**Task prompt**
Output the entries below exactly as written, omitting pictures.

Items from a figure collection:
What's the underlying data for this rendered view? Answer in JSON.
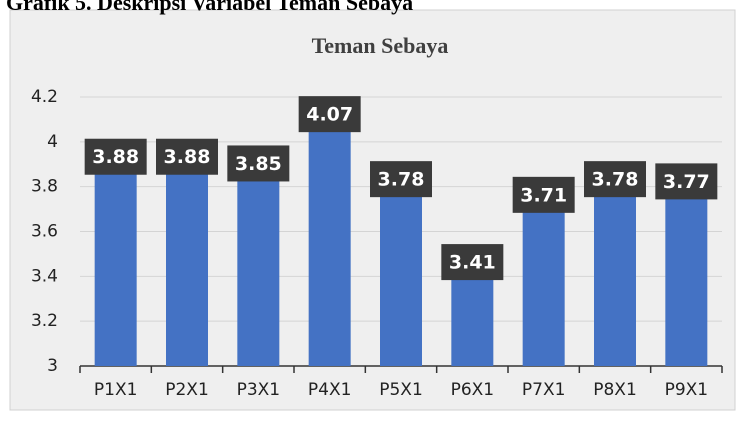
{
  "heading": "Grafik 5. Deskripsi Variabel Teman Sebaya",
  "chart_data": {
    "type": "bar",
    "title": "Teman Sebaya",
    "categories": [
      "P1X1",
      "P2X1",
      "P3X1",
      "P4X1",
      "P5X1",
      "P6X1",
      "P7X1",
      "P8X1",
      "P9X1"
    ],
    "values": [
      3.88,
      3.88,
      3.85,
      4.07,
      3.78,
      3.41,
      3.71,
      3.78,
      3.77
    ],
    "color": "#4472c4",
    "ylim": [
      3,
      4.2
    ],
    "yticks": [
      3,
      3.2,
      3.4,
      3.6,
      3.8,
      4,
      4.2
    ],
    "grid": true
  }
}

**Written answer**
What's the underlying data for this rendered view? Answer in JSON.
{
  "heading": "Grafik 5. Deskripsi Variabel Teman Sebaya",
  "chart_data": {
    "type": "bar",
    "title": "Teman Sebaya",
    "categories": [
      "P1X1",
      "P2X1",
      "P3X1",
      "P4X1",
      "P5X1",
      "P6X1",
      "P7X1",
      "P8X1",
      "P9X1"
    ],
    "values": [
      3.88,
      3.88,
      3.85,
      4.07,
      3.78,
      3.41,
      3.71,
      3.78,
      3.77
    ],
    "color": "#4472c4",
    "ylim": [
      3,
      4.2
    ],
    "yticks": [
      3,
      3.2,
      3.4,
      3.6,
      3.8,
      4,
      4.2
    ],
    "grid": true
  }
}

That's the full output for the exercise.